The first distinction concerns legal age. It’s reasonable to argue that on no account should children and underage adolescents be forced, coerced, encouraged or even allowed to take part in a practice that will very likely harm them. The State has every right to step in to stop their parents from doing so, just as it does with abuse or absenteeism, for example.
The argument that things like exams may also cause harm (exam stress has produced its Leelah Alcorns), and that therefore there is nothing particularly the matter with conversion therapy, doesn’t hold. Exams are intended, and for the most part succeed, to uphold an educational system that by and large benefits young people. Conversion therapy offers no benefits; on the contrary, it will very likely cause harm.
The case of minors is easy enough to deal with, then. Thing is, the people who want to criminalise conversion therapy for adults tell us that it preys on people who are ‘vulnerable’, and whose judgement is presumably impaired.
This is where we part company, because I think it’s very dangerous to infantilise adults by calling them vulnerable. It’s especially deadly when that ascription is used to rob them of their right to take part in things that may harm them. That’s essentially an assault on individual autonomy.
The zealots will say that individual autonomy is never completely free. Rather, it comes entangled in a social context, in this case one that includes homophobia. That social context, the argument goes, makes people vulnerable and incapable of making informed choices.
At which point I get vicious. Of course, individual autonomy is entangled in a social context. But surely the whole point is to inhabit that context and make up your own mind. If autonomy were free-standing and not linked to anything, there wouldn’t be much left to be autonomous about.
The argument that people are free to choose if and only if they make the right choices (as defined by whoever) is, quite frankly, fascist. The word ‘vulnerable’ lends that fascism the face of Florence Nightingale. But, make no mistake, it’s fascism alright. Clearly, the only exception involves choices that actively harm others.
The second distinction that matters is that between providers and consumers. That’s because one way of avoiding the fascist trap is to ban the provision of conversion therapy in the first place. If we can show that it is a fraud, conversion therapy would be out.
Or would it? That depends on whether it is a medical or a religious practice. If the first, one might be justified in saying that the State has a right to regulate it, and therefore to outlaw fraud. Science can, in fact, decide, on the basis of empirical evidence, whether or not a said medical practice is fraudulent.
I’m not sure where that would leave homeopathy and other forms of quackery that have no scientific basis whatsoever, but never mind. Certainly science would settle the case of conversion therapy in an afternoon’s work.
Things get thornier if conversion therapy is a religious practice, for two reasons. First, because there is no such thing as a fraudulent religious belief. It would, for example, be mad to apply medical science to show that belief in the Resurrection is fraudulent. By definition, belief in the Resurrection is not a scientific statement.
Second, because religious beliefs and practices have a right to exist irrespective of their value to humanity. People have a right to believe any rubbish, including rubbish that might cause them more harm than good. The belief (now defunct, apparently) that babies who died unbaptised spent the rest of eternity in a dark place must have caused untold psychological harm to parents. Should it therefore have been criminalised?
The problem is that I’ve heard both Evangelical preachers and Catholic priests say that Jesus is the best psychologist. Things like conversion therapy is where religion and medicine meet, in other words. Obama or no Obama, the case for banning it is far from straightforward.

» Dataset:
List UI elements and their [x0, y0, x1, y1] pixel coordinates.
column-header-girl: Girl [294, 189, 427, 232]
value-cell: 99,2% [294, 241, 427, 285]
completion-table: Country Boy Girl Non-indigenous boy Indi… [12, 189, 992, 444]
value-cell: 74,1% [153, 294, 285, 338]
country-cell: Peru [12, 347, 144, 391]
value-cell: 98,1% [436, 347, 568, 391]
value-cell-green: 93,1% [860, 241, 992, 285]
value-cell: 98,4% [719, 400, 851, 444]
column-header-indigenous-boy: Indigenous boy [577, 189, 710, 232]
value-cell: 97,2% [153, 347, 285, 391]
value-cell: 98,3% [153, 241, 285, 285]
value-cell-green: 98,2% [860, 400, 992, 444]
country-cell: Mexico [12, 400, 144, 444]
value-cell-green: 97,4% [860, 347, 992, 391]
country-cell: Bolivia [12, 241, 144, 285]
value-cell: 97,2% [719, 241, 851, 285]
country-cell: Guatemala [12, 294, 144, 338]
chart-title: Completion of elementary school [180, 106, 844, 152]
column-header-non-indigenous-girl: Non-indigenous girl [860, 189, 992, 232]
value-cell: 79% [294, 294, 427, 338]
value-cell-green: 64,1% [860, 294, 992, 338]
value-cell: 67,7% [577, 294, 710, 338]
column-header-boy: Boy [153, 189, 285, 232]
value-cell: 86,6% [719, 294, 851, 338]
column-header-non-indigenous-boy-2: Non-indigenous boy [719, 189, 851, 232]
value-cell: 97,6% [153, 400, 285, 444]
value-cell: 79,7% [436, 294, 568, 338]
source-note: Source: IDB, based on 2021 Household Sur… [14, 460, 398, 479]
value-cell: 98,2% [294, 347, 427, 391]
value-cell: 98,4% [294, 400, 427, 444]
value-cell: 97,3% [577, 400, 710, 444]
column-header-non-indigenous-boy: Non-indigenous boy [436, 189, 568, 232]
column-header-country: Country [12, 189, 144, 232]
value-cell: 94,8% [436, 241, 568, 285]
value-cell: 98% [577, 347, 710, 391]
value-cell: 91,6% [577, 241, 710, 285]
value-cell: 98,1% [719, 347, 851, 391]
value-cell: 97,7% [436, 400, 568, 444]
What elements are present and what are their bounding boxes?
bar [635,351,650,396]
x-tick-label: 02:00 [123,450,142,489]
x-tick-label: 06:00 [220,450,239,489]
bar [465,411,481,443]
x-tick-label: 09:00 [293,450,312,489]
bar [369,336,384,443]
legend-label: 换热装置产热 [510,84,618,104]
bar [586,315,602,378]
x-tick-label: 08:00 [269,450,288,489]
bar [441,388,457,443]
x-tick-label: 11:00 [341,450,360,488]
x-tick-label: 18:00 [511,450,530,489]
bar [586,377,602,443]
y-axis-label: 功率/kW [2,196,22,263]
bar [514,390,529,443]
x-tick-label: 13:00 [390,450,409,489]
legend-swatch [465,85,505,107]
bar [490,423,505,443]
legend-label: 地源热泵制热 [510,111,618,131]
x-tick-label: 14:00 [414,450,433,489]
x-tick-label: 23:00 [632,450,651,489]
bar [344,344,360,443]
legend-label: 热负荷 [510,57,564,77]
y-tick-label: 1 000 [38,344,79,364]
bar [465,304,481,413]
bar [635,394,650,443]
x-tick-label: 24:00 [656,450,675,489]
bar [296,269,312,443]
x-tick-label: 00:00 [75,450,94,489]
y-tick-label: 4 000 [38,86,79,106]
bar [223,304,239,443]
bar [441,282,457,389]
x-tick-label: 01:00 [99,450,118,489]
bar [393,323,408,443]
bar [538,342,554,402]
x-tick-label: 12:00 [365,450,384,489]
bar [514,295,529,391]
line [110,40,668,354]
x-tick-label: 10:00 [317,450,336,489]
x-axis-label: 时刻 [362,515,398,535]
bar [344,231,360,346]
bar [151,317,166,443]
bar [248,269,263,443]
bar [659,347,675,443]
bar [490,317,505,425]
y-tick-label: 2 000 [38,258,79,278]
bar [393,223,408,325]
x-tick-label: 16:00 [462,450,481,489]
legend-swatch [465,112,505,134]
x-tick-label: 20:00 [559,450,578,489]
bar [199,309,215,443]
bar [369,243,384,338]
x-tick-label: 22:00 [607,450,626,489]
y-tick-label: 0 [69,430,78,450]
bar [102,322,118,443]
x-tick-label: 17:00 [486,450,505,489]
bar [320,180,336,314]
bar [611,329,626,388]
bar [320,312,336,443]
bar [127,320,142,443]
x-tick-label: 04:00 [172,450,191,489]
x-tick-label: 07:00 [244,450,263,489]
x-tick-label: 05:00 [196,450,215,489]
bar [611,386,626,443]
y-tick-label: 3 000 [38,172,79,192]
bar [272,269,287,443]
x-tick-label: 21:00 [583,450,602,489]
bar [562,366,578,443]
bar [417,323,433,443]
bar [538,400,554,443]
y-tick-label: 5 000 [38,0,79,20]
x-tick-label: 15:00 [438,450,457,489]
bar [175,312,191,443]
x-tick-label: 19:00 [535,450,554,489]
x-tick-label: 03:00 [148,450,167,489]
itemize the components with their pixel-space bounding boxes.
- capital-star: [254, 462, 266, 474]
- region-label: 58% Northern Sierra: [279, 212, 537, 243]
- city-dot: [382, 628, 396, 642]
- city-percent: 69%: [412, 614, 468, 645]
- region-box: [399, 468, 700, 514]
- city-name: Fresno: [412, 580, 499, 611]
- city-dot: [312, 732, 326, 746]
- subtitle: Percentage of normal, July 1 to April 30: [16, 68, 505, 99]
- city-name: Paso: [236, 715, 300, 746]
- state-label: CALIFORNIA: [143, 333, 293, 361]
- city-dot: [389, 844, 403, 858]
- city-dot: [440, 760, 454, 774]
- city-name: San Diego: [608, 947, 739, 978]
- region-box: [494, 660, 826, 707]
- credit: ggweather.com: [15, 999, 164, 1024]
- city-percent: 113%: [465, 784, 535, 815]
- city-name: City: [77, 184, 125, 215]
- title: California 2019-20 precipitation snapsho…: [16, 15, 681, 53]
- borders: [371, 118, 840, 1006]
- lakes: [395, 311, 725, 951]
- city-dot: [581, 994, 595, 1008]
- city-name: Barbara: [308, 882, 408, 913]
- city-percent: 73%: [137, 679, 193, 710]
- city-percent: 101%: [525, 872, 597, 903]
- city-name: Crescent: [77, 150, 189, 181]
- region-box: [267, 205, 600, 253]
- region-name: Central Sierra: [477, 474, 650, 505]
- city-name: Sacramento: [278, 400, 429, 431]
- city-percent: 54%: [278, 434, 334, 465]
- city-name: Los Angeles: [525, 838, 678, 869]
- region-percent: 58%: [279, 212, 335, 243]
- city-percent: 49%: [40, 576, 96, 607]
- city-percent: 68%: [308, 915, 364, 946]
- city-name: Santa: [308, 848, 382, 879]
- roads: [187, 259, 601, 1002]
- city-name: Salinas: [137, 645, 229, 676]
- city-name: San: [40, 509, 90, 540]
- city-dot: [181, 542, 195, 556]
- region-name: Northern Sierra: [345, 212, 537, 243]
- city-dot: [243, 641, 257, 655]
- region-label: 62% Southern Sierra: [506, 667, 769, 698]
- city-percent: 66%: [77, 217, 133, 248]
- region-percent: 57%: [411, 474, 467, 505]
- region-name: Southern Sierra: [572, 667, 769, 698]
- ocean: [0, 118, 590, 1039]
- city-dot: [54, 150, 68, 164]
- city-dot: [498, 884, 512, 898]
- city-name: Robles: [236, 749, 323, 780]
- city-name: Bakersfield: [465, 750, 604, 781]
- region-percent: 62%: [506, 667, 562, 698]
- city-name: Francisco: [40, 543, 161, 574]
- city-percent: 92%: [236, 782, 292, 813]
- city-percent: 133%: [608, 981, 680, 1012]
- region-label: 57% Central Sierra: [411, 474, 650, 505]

» What this task involves: Give the passage on conversion therapy again, everything from "This is where" down to "making informed choices.", but replace "zealots" with "campaigners".

» Response box:
This is where we part company, because I think it’s very dangerous to infantilise adults by calling them vulnerable. It’s especially deadly when that ascription is used to rob them of their right to take part in things that may harm them. That’s essentially an assault on individual autonomy.
The campaigners will say that individual autonomy is never completely free. Rather, it comes entangled in a social context, in this case one that includes homophobia. That social context, the argument goes, makes people vulnerable and incapable of making informed choices.